══ Given records

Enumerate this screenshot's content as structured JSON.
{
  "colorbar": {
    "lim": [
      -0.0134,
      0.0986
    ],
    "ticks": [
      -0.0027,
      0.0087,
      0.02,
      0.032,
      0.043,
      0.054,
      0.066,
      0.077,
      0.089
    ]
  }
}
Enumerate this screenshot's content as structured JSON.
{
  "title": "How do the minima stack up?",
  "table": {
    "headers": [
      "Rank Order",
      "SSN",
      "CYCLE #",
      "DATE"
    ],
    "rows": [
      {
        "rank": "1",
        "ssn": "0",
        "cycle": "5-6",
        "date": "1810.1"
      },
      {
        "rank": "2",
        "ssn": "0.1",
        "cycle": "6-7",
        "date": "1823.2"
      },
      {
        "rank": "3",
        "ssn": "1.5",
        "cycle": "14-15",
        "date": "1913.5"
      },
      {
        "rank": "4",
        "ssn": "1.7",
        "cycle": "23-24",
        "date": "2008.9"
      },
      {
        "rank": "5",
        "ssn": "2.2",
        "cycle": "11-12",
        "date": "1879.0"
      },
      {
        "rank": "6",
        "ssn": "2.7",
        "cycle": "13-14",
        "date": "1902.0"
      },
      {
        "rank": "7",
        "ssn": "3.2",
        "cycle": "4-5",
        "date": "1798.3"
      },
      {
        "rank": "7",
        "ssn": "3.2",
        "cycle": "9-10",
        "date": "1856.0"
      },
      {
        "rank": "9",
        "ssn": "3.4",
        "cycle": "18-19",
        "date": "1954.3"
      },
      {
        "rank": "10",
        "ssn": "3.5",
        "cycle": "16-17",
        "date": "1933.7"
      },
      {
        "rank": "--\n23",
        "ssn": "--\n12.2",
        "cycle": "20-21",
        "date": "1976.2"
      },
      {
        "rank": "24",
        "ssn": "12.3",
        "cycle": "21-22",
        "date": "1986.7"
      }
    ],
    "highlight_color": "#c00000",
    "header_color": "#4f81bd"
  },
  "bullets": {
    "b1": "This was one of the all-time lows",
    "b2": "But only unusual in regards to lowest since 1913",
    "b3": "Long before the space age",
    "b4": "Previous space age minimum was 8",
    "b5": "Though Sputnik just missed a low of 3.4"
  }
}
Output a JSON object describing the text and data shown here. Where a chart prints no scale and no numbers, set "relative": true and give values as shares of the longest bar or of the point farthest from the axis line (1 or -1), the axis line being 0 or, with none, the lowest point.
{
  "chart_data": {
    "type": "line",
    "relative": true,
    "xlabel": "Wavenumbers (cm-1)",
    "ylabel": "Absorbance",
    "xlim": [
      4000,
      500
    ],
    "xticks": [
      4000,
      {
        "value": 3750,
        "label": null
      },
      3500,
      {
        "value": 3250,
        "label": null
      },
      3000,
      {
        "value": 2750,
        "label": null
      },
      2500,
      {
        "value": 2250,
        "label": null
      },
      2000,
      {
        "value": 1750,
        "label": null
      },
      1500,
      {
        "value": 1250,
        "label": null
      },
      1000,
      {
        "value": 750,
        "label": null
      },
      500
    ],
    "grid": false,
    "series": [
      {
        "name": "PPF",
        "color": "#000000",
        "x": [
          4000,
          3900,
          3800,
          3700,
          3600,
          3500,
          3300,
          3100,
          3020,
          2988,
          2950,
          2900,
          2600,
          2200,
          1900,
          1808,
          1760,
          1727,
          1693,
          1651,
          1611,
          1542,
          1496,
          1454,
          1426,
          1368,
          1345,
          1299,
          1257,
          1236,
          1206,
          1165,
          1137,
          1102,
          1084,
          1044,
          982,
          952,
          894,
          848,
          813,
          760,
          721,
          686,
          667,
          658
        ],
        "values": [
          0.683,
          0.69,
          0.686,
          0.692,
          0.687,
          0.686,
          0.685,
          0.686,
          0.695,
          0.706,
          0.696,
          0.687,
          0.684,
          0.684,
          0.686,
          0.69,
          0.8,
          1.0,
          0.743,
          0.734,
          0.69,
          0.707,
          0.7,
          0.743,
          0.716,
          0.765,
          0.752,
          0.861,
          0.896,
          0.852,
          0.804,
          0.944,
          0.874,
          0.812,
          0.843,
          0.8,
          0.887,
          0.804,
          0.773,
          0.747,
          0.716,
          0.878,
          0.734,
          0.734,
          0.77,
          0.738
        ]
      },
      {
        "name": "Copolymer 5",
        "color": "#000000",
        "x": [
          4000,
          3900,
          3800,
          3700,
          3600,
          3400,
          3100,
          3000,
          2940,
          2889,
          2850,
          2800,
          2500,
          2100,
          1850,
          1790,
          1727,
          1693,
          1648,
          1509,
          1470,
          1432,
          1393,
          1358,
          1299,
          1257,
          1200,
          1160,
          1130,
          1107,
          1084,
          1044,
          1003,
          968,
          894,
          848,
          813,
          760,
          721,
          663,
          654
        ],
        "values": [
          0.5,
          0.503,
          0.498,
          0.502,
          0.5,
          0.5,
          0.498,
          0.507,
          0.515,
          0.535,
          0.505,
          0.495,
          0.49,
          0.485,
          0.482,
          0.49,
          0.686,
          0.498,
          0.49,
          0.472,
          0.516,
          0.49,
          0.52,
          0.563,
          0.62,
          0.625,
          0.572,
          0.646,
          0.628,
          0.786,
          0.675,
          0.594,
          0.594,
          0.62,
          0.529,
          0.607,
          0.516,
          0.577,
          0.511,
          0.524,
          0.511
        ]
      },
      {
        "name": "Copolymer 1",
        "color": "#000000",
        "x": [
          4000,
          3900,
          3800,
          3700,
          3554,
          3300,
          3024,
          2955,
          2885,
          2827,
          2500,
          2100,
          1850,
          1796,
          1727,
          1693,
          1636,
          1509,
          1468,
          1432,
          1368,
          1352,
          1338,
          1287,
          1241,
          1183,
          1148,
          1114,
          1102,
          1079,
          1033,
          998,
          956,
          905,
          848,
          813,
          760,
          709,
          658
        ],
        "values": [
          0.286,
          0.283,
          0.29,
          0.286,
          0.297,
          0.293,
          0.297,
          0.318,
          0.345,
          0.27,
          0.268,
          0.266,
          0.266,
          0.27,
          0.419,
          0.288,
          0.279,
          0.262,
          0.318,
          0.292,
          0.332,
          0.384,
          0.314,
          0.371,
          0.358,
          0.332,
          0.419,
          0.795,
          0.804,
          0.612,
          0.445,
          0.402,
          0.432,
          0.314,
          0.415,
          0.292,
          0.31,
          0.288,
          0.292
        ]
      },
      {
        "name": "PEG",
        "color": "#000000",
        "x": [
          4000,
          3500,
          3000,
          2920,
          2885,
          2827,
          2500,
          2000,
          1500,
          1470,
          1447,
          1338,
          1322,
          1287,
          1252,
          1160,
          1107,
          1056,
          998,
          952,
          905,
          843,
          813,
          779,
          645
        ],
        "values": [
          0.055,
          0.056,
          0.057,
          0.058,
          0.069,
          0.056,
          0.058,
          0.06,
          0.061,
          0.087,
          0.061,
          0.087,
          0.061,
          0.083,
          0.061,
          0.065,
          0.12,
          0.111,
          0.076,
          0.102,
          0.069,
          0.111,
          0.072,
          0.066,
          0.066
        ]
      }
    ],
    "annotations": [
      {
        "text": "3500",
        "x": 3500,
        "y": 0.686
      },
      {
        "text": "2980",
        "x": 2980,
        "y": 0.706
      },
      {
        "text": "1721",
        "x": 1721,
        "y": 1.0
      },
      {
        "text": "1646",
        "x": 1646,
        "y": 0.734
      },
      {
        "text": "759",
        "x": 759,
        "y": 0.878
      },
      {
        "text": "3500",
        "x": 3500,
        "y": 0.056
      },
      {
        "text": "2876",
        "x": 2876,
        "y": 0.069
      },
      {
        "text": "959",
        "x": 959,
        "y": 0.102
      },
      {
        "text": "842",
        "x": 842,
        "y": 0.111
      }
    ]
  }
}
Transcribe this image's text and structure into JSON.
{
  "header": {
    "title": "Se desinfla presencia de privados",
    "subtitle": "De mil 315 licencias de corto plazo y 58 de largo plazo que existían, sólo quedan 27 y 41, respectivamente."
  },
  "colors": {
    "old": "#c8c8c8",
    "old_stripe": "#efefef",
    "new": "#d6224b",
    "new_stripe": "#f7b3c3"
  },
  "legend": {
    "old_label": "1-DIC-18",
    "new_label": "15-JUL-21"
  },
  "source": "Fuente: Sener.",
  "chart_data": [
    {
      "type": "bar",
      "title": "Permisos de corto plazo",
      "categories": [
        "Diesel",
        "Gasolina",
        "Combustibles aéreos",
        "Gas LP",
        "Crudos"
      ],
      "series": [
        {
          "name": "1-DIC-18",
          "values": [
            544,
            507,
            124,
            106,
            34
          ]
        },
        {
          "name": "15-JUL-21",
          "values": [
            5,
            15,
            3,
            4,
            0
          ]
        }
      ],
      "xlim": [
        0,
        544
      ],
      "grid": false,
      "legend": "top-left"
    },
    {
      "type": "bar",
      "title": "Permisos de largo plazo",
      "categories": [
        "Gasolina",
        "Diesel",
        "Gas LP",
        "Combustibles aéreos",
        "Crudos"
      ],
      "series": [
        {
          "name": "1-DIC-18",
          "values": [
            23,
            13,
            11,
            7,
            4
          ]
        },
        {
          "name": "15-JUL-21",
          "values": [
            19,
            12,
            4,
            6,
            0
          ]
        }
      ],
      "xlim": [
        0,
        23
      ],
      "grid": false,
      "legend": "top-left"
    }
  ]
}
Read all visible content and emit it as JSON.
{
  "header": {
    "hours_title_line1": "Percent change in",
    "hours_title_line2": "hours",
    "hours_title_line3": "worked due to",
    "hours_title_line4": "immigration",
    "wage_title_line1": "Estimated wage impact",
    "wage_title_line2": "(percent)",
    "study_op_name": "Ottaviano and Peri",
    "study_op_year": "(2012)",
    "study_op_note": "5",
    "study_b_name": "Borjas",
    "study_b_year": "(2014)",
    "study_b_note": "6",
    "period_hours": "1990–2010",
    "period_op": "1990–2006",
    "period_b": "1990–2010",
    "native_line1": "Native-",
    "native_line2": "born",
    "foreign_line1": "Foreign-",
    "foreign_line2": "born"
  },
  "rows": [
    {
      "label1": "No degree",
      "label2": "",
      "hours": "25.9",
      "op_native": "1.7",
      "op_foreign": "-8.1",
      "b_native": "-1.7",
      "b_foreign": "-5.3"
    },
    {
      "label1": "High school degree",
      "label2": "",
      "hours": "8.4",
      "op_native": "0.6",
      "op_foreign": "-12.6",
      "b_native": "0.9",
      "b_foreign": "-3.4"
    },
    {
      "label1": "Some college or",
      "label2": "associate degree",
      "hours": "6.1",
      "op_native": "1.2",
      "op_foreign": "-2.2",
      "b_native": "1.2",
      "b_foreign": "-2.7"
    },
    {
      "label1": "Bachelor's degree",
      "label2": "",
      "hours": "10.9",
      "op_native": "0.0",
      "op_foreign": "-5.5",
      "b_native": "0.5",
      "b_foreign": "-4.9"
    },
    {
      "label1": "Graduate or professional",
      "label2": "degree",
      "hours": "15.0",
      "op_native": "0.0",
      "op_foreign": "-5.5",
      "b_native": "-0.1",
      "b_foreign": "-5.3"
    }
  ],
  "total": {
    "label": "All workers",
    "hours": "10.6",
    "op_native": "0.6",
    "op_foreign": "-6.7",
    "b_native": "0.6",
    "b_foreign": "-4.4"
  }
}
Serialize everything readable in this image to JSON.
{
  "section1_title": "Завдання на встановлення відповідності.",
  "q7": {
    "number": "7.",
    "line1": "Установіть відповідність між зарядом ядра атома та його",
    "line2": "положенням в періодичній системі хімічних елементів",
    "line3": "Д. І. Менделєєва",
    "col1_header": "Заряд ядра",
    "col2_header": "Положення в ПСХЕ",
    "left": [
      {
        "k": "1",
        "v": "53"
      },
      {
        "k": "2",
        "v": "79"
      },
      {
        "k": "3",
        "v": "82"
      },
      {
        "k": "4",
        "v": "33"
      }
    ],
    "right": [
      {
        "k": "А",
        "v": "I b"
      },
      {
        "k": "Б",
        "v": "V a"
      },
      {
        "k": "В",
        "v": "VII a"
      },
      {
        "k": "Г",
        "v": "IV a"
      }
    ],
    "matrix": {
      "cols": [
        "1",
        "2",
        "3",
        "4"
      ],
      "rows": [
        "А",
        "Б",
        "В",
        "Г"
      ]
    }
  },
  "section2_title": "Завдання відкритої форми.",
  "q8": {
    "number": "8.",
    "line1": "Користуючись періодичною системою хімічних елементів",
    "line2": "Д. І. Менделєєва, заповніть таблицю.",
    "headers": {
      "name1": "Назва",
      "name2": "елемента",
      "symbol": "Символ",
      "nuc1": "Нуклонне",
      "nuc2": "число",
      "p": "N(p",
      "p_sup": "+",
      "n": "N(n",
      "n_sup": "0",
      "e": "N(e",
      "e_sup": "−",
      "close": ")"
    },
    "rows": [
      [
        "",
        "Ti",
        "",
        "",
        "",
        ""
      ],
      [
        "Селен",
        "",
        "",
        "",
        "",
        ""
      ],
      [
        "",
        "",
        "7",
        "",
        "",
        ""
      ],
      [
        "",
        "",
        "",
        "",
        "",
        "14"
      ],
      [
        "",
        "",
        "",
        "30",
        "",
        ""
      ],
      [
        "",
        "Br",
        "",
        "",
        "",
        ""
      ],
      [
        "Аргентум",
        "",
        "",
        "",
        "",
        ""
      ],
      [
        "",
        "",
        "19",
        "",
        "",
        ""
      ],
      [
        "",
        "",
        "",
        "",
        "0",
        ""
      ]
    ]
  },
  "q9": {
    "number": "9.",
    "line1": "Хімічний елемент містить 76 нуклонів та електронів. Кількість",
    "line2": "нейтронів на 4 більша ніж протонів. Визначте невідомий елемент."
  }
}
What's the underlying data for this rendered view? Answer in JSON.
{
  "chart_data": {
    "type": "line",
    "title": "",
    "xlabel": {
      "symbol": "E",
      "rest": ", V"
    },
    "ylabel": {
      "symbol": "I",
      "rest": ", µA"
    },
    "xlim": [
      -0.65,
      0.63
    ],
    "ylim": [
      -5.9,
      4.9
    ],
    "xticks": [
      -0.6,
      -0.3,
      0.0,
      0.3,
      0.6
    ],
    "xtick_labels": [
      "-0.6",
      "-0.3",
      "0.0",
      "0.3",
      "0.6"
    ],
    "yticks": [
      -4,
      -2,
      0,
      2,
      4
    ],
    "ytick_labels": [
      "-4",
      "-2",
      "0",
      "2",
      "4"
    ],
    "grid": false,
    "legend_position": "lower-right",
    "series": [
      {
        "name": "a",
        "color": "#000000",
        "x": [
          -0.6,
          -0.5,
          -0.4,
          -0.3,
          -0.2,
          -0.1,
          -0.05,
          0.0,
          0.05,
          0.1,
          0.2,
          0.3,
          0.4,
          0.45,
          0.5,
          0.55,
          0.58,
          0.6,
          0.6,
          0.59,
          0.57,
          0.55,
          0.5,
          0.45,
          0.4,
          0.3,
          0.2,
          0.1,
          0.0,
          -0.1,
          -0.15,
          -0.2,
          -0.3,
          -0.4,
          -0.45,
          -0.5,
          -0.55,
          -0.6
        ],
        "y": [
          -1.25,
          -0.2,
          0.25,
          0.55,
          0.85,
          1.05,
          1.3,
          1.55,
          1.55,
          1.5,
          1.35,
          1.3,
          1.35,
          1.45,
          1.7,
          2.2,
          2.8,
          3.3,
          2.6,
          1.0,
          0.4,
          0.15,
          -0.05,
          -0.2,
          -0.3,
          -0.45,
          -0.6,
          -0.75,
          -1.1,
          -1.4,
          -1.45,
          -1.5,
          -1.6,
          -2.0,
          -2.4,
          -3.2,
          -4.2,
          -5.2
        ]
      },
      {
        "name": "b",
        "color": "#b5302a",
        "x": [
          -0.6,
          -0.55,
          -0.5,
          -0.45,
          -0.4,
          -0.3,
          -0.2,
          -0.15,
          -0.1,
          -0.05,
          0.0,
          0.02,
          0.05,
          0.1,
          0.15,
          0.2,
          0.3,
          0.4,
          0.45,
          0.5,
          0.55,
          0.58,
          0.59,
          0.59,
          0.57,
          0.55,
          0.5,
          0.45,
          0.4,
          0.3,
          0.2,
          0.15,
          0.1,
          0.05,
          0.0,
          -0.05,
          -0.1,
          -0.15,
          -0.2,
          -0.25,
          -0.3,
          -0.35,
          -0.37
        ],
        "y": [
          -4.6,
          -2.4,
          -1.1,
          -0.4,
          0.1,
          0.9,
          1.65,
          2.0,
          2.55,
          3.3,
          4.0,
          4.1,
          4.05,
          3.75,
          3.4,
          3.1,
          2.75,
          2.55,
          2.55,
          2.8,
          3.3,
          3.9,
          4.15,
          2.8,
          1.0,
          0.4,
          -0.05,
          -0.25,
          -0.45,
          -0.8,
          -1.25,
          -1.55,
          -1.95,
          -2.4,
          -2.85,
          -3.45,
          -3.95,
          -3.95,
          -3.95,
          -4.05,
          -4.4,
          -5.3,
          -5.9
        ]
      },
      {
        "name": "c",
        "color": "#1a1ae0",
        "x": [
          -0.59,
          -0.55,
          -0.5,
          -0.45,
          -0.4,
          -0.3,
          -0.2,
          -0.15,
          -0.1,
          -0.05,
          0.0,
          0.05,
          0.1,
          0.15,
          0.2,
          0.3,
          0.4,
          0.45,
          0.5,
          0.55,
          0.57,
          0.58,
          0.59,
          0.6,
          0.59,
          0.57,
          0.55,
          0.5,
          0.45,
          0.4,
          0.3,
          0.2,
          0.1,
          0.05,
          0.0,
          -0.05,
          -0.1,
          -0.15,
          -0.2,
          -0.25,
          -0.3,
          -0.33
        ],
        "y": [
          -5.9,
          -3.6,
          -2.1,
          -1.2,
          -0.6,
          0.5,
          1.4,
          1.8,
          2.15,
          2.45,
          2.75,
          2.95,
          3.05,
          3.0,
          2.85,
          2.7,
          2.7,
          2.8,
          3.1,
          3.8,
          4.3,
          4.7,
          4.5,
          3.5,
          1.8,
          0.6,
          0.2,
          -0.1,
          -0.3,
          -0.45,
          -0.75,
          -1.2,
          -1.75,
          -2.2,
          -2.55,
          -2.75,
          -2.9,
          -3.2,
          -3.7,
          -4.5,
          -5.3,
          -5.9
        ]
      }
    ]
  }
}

════

What is being asked
List every line in the records above that contains the word "Менделєєва".

Complete output
    "line3": "Д. І. Менделєєва",
    "line2": "Д. І. Менделєєва, заповніть таблицю.",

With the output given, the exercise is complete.